AIM OF THE EXERCISE:
Write the records below out again exactly as given, with no images.

SUPPLIED ENTRIES:
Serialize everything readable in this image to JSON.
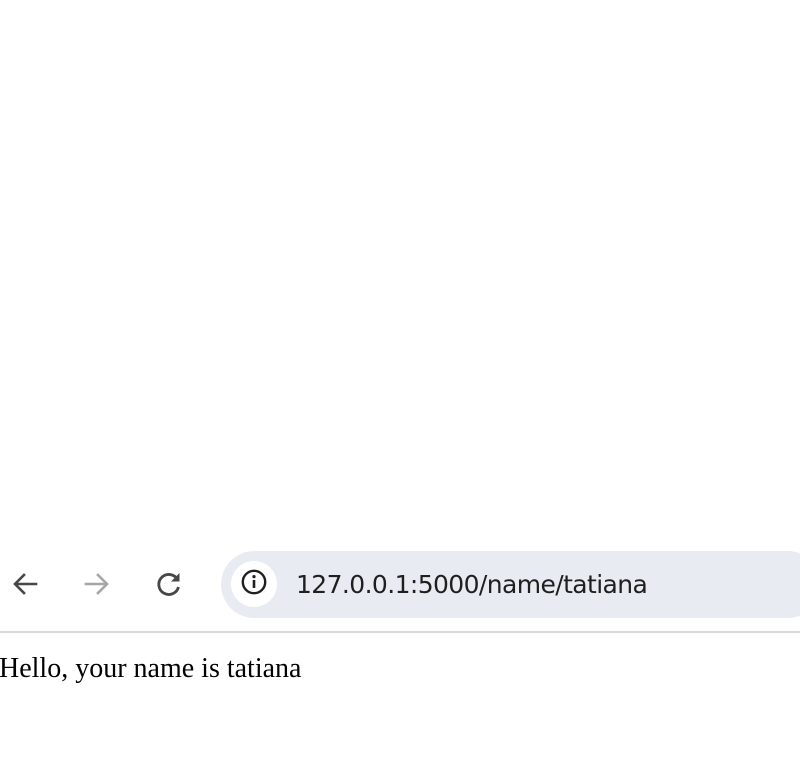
{
  "toolbar": {
    "back_icon": "arrow-left-icon",
    "forward_icon": "arrow-right-icon",
    "reload_icon": "reload-icon",
    "site_info_icon": "info-icon",
    "url": "127.0.0.1:5000/name/tatiana",
    "omnibox_color": "#e8ebf1",
    "forward_enabled": false
  },
  "page": {
    "greeting": "Hello, your name is tatiana"
  }
}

EXPECTED OUTPUT:
Serialize everything readable in this image to JSON.
{
  "toolbar": {
    "back_icon": "arrow-left-icon",
    "forward_icon": "arrow-right-icon",
    "reload_icon": "reload-icon",
    "site_info_icon": "info-icon",
    "url": "127.0.0.1:5000/name/tatiana",
    "omnibox_color": "#e8ebf1",
    "forward_enabled": false
  },
  "page": {
    "greeting": "Hello, your name is tatiana"
  }
}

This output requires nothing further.